**Compiti da svolgere**
• 1. Cita testualmente un passo dell'articolo sulla 'ndrangheta in Brianza: comincia dalle parole "Si chiude ad" e fermati dopo "tutti sono consapevoli.".
• 2. Prosegui l'articolo sulla 'ndrangheta in Brianza a partire dall'ultima frase riportata.

**Estratto fornito**
------------------------------------------------

07 dicembre 2017

5 colpi alla 'ndrangheta – la serata finale ad Inverigo


Si chiude ad Inverigo la serie diincontri dedicati alla cultura della legalità e per il contrasto alle mafie in Brianza – 5 colpi alla ndrangheta: cinque serate cominciate con l'incontro a Lurago d'Erba “La lotta alla corruzione e il monitoraggio civico” con Ester Castano giornalista antimafia e Leonardo Ferrata, e terminata ieri sera con l'intervento delprocuratore Nicola Piacente assieme al giornalista Paolo Moretti.

La presenza della mafia dentro la nostra società, che si prendono imprese, strutture commerciali, portano pacchetti di voti a quel politico con pochi scrupoli è un fatto noto, di cui tutti sono consapevoli.
Anche qui nella sonnolenta provincia di Como, una zona quella dell'altra Brianza che fa raramente notizia, zona di piccole industrie in parte spazzate via dalla crisi, ma dove comunque c'è ancora una certa ricchezza.

Un po' di numeri: negli ultimi sette-otto anni nella provincia di Como, sono state arrestate (per l'inchiesta Crimine-Infinito) 55 persone con l'accusa del 416 bis, di queste 20 sono state poi condannate in via definitiva.
Le indagini dell'antimafia hanno portato alla scoperta 5 locali di ndrangheta, ad Erba, Mariano (che ha il ruolo più alto di Crimine), Canzo, Fino Mornasco e Cermenate.

------------------------------------------------

**Dati**
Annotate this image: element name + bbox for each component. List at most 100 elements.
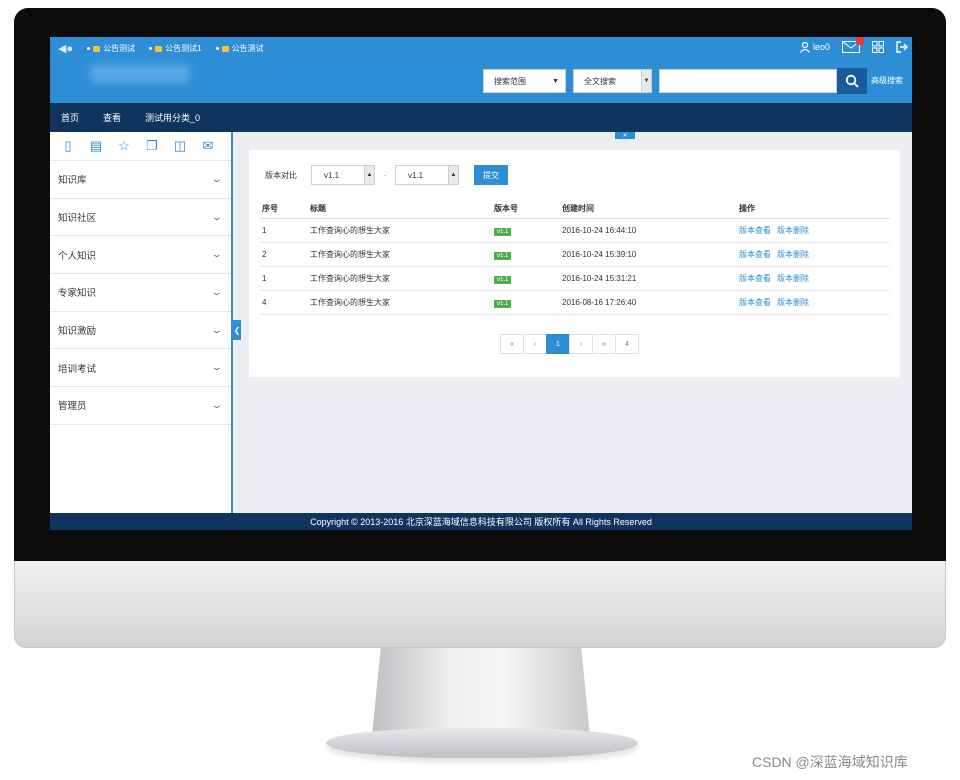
logout-icon[interactable]	[896, 41, 908, 53]
version-a-value: v1.1	[324, 170, 340, 180]
version-badge: v1.1	[494, 276, 512, 284]
collapse-header-toggle[interactable]: ✕	[615, 132, 635, 139]
watermark: CSDN @深蓝海域知识库	[752, 754, 908, 770]
main-nav: 首页 查看 测试用分类_0	[50, 103, 912, 132]
sidebar-item-incentive[interactable]: 知识激励 ⌄	[50, 312, 231, 350]
notice-tab-label: 公告测试	[103, 44, 136, 53]
messages-button[interactable]	[842, 37, 864, 53]
folder-icon	[155, 45, 163, 52]
sidebar: ▯ ▤ ☆ ❐ ◫ ✉ 知识库 ⌄ 知识社区 ⌄ 个人知识 ⌄ 专家知识 ⌄ 知…	[50, 132, 233, 513]
chevron-down-icon: ⌄	[211, 173, 224, 184]
bullet-icon	[149, 47, 153, 50]
doc-icon[interactable]: ▯	[59, 138, 77, 154]
advanced-search-link[interactable]: 高级搜索	[871, 75, 903, 86]
version-a-select[interactable]: v1.1 ▲	[311, 165, 375, 185]
search-input[interactable]	[659, 69, 837, 93]
folder-icon	[93, 45, 101, 52]
column-header: 版本号	[494, 203, 518, 213]
row-number: 4	[262, 298, 267, 307]
monitor-chin	[14, 561, 946, 648]
search-icon	[845, 74, 859, 88]
doc-view-icon[interactable]: ▤	[87, 138, 105, 154]
row-actions: 版本查看 版本删除	[739, 273, 889, 284]
search-button[interactable]	[837, 68, 867, 94]
next-page-button[interactable]: ›	[569, 334, 593, 354]
nav-item-home[interactable]: 首页	[61, 111, 79, 124]
delete-version-link[interactable]: 版本删除	[777, 249, 809, 260]
chevron-up-icon: ✕	[622, 133, 628, 139]
submit-button[interactable]: 提交	[474, 165, 508, 185]
table-row: 1 工作查询心的想生大家 v1.1 2016-10-24 16:44:10 版本…	[260, 219, 890, 243]
row-number: 1	[262, 226, 267, 235]
search-scope-select[interactable]: 搜索范围 ▼	[483, 69, 566, 93]
view-version-link[interactable]: 版本查看	[739, 249, 771, 260]
created-time: 2016-10-24 15:31:21	[562, 274, 637, 283]
sidebar-item-knowledge-base[interactable]: 知识库 ⌄	[50, 161, 231, 199]
version-cell: v1.1	[494, 250, 562, 260]
unread-badge	[856, 37, 864, 45]
sidebar-item-admin[interactable]: 管理员 ⌄	[50, 387, 231, 425]
nav-item-view[interactable]: 查看	[103, 111, 121, 124]
view-version-link[interactable]: 版本查看	[739, 225, 771, 236]
version-b-value: v1.1	[408, 170, 424, 180]
chevron-down-icon: ⌄	[211, 362, 224, 373]
view-version-link[interactable]: 版本查看	[739, 297, 771, 308]
version-badge: v1.1	[494, 252, 512, 260]
delete-version-link[interactable]: 版本删除	[777, 297, 809, 308]
created-time: 2016-08-16 17:26:40	[562, 298, 637, 307]
chevron-left-icon: ❮	[233, 325, 241, 335]
row-actions: 版本查看 版本删除	[739, 297, 889, 308]
stack-icon[interactable]: ◫	[171, 138, 189, 154]
version-b-select[interactable]: v1.1 ▲	[395, 165, 459, 185]
sidebar-item-label: 培训考试	[58, 363, 97, 375]
row-number: 2	[262, 250, 267, 259]
user-menu[interactable]: leo0	[800, 41, 830, 53]
table-row: 2 工作查询心的想生大家 v1.1 2016-10-24 15:39:10 版本…	[260, 243, 890, 267]
notice-tab[interactable]: 公告测试	[215, 43, 264, 54]
prev-page-button[interactable]: ‹	[523, 334, 547, 354]
last-page-button[interactable]: »	[592, 334, 616, 354]
version-compare-label: 版本对比	[265, 170, 297, 180]
sidebar-item-community[interactable]: 知识社区 ⌄	[50, 199, 231, 237]
notice-tab-label: 公告测试	[231, 44, 264, 53]
sidebar-item-expert[interactable]: 专家知识 ⌄	[50, 274, 231, 312]
pagination: « ‹ 1 › » 4	[500, 334, 639, 354]
caret-down-icon: ▼	[552, 77, 559, 85]
delete-version-link[interactable]: 版本删除	[777, 273, 809, 284]
delete-version-link[interactable]: 版本删除	[777, 225, 809, 236]
row-title[interactable]: 工作查询心的想生大家	[310, 297, 494, 308]
notice-tab[interactable]: 公告测试1	[149, 43, 202, 54]
search-type-select[interactable]: 全文搜索 ▼	[573, 69, 652, 93]
row-number: 1	[262, 274, 267, 283]
view-version-link[interactable]: 版本查看	[739, 273, 771, 284]
copy-icon[interactable]: ❐	[143, 138, 161, 154]
row-title[interactable]: 工作查询心的想生大家	[310, 249, 494, 260]
bullet-icon	[215, 47, 219, 50]
star-icon[interactable]: ☆	[115, 138, 133, 154]
created-time: 2016-10-24 15:39:10	[562, 250, 637, 259]
nav-item-category[interactable]: 测试用分类_0	[145, 111, 200, 124]
bullet-icon	[87, 47, 91, 50]
first-page-button[interactable]: «	[500, 334, 524, 354]
logo	[90, 65, 190, 83]
sidebar-collapse-toggle[interactable]: ❮	[233, 320, 241, 340]
column-header: 操作	[739, 203, 755, 213]
current-page[interactable]: 1	[546, 334, 570, 354]
row-title[interactable]: 工作查询心的想生大家	[310, 273, 494, 284]
table-row: 1 工作查询心的想生大家 v1.1 2016-10-24 15:31:21 版本…	[260, 267, 890, 291]
version-compare-panel: 版本对比 v1.1 ▲ - v1.1 ▲ 提交 序号 标题 版本号 创建时间 操…	[249, 150, 900, 377]
notice-tab-label: 公告测试1	[165, 44, 202, 53]
sidebar-item-label: 个人知识	[58, 250, 97, 262]
back-icon[interactable]: ◀●	[58, 42, 73, 55]
grid-icon[interactable]	[872, 41, 884, 53]
row-title[interactable]: 工作查询心的想生大家	[310, 225, 494, 236]
notice-tab[interactable]: 公告测试	[87, 43, 135, 54]
sidebar-item-label: 知识激励	[58, 326, 97, 338]
username: leo0	[812, 42, 830, 52]
mail-icon[interactable]: ✉	[199, 138, 217, 154]
sidebar-item-training[interactable]: 培训考试 ⌄	[50, 349, 231, 388]
row-actions: 版本查看 版本删除	[739, 249, 889, 260]
version-cell: v1.1	[494, 298, 562, 308]
created-time: 2016-10-24 16:44:10	[562, 226, 637, 235]
sidebar-item-personal[interactable]: 个人知识 ⌄	[50, 236, 231, 275]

------------------------------------------------

**Risposte ai compiti**
• 1.
Si chiude ad Inverigo la serie diincontri dedicati alla cultura della legalità e per il contrasto alle mafie in Brianza – 5 colpi alla ndrangheta: cinque serate cominciate con l'incontro a Lurago d'Erba “La lotta alla corruzione e il monitoraggio civico” con Ester Castano giornalista antimafia e Leonardo Ferrata, e terminata ieri sera con l'intervento delprocuratore Nicola Piacente assieme al giornalista Paolo Moretti.

La presenza della mafia dentro la nostra società, che si prendono imprese, strutture commerciali, portano pacchetti di voti a quel politico con pochi scrupoli è un fatto noto, di cui tutti sono consapevoli.

• 2.
Ad Inverigo è vissuto per anni Antonino Belnome, oggi importante collaboratore di giustizia.
Ma il fenomeno delle mafie al nord non comincia in questi anni.

Il procuratore capo di Como Nicola Piacente per prima cosa ha voluto ringraziare i presenti all'incontro: la sala era piena, indice di sensibilità da parte del territorio su questo argomento.
La sua presenza qui era di testimonianza del valore della legalità – anche questo è il ruolo dell'autorità.

Piacente per conoscere questo territorio e le sue dinamiche criminali, ha dovuto studiare: oggi ricopre il ruolo di procuratore a Como da due anni, arrivando dalla DDA a Milano, dove aveva affrontato la mafia su un territorio diverso.

La caratteristica della nostra cultura è la mancanza di memoria”: questa la prima riflessione: siamo convinti che le strategie stragistiche della mafia siano cominciate con gli attentati a Falcone e Borsellino. Oggi non ci ricordiamo della strage di Portella della Ginestra, un attentato indiscriminato avvenuto in Sicilia il 1 maggio 1947 contro lavoratori che lottavano contro la cultura latifondista.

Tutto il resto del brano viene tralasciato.